* [Exercise brief]: Show each line of the data below that has the string "Computador" in it.

* [Entries supplied]:

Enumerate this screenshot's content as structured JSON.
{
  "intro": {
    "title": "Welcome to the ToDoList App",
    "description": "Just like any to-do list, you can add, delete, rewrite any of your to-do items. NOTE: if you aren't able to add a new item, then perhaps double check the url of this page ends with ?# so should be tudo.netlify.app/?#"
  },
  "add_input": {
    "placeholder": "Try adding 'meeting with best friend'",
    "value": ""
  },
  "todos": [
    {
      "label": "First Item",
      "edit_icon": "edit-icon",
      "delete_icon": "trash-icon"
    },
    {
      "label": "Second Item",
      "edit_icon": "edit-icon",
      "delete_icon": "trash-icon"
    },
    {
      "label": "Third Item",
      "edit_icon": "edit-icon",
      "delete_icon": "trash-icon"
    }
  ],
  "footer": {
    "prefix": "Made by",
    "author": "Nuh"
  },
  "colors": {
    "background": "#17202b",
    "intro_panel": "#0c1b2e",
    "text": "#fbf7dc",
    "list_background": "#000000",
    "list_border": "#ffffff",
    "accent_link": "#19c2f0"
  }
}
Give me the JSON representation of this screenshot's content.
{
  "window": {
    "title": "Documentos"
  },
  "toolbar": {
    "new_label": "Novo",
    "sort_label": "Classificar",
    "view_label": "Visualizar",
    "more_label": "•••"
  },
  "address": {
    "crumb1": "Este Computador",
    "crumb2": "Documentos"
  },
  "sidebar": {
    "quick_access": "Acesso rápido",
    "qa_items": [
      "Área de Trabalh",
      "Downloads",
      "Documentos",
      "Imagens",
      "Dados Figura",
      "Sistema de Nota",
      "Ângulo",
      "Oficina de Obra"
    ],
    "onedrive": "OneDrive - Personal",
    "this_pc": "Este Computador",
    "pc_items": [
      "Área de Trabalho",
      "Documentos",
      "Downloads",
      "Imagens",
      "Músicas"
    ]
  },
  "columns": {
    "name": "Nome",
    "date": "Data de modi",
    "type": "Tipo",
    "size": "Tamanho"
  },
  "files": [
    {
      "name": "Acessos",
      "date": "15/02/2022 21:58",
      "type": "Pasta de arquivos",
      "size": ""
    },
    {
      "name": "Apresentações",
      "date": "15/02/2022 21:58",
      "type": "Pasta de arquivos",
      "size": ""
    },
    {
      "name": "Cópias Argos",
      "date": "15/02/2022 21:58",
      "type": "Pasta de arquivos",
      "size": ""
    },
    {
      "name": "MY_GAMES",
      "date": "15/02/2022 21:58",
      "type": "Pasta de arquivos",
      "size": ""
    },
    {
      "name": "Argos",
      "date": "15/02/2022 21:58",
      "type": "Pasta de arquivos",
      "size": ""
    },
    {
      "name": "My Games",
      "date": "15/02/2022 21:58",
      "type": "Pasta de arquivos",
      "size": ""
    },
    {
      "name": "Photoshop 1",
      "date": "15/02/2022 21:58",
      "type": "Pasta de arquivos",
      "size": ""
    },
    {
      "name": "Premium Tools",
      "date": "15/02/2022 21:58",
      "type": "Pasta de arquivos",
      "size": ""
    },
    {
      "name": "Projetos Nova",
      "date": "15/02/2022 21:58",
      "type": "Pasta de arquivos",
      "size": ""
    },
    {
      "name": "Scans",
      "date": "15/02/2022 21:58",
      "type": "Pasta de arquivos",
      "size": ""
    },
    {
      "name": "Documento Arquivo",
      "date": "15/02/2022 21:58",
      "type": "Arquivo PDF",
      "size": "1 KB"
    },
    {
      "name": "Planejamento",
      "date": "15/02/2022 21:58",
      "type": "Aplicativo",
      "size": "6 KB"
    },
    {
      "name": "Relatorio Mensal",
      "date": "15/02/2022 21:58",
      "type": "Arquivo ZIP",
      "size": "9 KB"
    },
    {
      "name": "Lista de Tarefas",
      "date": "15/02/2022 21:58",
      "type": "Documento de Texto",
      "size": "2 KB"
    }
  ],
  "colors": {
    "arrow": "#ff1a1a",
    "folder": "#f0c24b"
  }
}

* [Output below]:
    "crumb1": "Este Computador",
    "this_pc": "Este Computador",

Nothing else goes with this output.